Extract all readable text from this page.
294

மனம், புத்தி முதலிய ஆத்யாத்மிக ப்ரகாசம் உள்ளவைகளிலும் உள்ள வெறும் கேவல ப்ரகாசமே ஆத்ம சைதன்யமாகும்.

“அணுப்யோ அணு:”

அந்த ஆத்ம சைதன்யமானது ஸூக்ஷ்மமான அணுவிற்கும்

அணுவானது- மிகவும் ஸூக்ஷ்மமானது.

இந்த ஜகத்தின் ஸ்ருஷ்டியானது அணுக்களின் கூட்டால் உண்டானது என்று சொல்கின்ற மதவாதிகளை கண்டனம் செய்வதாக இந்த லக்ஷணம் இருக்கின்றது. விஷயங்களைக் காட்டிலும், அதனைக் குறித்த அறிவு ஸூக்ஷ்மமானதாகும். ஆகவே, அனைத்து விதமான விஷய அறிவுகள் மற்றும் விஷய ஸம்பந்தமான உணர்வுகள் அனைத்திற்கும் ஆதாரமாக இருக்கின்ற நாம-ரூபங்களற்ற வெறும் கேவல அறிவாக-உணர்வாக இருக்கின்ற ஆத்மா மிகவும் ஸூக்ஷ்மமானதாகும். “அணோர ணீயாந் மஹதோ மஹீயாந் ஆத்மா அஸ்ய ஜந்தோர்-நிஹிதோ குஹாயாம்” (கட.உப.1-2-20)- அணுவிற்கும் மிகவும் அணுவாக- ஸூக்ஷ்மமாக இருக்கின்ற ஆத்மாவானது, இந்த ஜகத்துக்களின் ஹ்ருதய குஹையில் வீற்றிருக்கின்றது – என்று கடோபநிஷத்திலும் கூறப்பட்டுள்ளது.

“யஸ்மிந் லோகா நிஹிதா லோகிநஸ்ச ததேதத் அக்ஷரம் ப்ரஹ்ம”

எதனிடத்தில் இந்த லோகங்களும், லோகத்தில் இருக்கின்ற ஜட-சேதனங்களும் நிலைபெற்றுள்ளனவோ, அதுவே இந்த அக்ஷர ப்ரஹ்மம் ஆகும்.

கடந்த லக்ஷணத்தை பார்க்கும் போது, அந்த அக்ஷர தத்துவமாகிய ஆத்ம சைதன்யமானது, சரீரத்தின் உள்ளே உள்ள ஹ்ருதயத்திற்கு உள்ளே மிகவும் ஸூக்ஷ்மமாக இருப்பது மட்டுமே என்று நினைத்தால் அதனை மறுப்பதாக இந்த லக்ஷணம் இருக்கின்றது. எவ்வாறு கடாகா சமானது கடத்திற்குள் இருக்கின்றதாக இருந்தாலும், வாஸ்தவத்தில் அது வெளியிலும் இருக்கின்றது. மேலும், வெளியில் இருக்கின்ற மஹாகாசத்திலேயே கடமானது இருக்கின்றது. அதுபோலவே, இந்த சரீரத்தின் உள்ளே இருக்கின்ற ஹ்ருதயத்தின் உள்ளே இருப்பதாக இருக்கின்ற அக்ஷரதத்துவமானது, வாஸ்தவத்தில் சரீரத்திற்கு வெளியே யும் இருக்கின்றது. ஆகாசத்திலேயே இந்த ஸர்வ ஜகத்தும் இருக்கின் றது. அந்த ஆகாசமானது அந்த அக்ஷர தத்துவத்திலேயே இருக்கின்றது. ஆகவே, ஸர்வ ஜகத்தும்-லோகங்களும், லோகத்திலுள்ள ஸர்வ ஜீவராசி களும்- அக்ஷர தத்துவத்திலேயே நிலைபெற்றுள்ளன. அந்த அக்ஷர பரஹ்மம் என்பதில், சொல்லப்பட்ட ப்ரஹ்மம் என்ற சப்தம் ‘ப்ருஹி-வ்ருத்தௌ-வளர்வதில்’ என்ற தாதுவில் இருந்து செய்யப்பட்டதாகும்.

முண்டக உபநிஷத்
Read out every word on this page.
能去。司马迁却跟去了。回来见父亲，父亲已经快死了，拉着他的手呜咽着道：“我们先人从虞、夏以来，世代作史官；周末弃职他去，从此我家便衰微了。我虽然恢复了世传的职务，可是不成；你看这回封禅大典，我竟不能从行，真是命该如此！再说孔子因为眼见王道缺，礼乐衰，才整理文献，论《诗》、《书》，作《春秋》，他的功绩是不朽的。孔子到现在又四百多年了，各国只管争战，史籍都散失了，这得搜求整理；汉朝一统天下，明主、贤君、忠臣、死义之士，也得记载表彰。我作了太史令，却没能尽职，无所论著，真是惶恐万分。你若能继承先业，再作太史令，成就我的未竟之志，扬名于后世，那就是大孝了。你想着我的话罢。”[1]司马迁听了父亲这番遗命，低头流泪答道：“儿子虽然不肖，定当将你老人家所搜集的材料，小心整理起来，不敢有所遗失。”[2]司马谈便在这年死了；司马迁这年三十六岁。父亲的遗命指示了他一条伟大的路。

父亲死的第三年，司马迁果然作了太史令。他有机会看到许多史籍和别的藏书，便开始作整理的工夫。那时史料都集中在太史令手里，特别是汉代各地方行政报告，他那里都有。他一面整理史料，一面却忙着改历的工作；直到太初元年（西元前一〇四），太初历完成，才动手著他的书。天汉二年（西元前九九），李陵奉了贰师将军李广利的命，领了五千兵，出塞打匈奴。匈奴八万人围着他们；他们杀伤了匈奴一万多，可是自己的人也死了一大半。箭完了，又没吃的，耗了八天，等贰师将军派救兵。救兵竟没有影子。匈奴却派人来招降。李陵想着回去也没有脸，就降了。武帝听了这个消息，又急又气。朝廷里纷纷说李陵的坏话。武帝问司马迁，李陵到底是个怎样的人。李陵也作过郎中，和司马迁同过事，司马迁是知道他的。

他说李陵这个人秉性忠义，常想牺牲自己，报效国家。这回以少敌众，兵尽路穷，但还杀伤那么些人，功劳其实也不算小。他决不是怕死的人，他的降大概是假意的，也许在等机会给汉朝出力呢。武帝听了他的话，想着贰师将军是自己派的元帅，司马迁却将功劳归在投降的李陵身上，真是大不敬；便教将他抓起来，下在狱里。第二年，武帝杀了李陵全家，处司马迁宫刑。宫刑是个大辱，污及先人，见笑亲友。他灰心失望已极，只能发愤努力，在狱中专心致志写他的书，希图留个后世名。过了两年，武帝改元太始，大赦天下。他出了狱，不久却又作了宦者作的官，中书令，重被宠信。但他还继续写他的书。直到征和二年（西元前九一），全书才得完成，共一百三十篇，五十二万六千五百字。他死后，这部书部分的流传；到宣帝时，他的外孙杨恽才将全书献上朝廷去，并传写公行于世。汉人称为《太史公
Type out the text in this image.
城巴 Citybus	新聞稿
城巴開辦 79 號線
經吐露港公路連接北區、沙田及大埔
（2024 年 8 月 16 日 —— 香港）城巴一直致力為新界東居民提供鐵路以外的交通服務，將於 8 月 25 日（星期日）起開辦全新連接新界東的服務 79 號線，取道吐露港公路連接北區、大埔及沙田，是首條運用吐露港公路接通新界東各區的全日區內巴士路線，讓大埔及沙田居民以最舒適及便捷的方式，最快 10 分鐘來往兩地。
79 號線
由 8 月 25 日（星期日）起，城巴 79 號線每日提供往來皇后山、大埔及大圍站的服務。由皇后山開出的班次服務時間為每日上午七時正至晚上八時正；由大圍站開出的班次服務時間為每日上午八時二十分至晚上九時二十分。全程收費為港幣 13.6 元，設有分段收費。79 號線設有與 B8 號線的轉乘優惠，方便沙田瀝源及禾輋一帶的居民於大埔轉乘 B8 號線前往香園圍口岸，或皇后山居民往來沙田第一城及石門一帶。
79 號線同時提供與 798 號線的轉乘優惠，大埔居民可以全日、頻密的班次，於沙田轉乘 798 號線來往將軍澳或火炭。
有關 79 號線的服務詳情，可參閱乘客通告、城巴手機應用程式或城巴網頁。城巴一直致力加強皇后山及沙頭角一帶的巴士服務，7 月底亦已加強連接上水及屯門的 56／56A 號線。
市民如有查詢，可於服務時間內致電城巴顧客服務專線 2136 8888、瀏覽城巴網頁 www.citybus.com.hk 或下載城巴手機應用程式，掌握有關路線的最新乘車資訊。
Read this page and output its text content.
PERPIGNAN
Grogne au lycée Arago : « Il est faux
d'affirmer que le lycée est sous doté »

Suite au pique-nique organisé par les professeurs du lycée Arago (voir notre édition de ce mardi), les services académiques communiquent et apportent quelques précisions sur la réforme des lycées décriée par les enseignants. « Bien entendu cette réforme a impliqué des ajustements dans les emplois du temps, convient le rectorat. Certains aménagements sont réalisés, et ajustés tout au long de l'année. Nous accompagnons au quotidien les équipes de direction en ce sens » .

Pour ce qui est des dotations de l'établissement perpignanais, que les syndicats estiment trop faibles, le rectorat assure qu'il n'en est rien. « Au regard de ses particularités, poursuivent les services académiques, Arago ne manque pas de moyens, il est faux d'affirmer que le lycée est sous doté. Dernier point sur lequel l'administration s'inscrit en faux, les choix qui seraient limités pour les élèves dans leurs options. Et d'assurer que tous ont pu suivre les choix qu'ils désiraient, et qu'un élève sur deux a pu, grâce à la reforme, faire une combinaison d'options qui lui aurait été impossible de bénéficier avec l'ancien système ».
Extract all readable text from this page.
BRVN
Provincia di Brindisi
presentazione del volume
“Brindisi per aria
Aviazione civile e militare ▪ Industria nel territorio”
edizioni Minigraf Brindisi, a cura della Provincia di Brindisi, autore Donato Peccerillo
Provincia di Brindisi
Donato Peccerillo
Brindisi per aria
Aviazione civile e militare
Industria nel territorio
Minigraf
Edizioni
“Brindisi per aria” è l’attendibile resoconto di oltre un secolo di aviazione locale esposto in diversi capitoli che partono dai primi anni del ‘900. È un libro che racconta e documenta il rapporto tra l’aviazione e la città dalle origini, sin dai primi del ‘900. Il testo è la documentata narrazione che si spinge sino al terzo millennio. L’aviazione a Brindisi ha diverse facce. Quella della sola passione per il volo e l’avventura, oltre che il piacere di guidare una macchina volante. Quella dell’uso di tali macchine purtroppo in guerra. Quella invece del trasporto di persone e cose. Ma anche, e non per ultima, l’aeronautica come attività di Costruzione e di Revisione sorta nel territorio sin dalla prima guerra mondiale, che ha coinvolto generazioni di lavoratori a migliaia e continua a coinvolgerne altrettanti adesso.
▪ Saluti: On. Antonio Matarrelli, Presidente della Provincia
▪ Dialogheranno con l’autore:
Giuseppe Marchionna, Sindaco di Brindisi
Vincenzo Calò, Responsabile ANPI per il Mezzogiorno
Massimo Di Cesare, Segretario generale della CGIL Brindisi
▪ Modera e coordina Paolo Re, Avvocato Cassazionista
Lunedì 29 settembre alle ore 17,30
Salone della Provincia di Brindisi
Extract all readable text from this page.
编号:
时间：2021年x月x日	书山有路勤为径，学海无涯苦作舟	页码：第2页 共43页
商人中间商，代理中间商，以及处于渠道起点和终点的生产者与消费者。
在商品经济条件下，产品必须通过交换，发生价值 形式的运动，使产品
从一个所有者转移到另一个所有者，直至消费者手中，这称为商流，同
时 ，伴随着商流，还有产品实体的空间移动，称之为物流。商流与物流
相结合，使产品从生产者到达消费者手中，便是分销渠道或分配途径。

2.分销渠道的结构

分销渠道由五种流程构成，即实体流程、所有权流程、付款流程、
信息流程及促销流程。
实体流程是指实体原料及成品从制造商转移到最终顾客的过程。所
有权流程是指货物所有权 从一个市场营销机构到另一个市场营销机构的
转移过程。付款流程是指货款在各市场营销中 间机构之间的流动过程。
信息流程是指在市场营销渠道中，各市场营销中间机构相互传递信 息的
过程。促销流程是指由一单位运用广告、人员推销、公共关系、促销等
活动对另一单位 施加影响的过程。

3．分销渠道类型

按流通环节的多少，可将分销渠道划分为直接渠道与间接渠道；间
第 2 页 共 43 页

◆ ◆ ◆

Task brief:
Above are the records. Copy every line in them holding "civile".

Solved problem:
Aviazione civile e militare ▪ Industria nel territorio”
Aviazione civile e militare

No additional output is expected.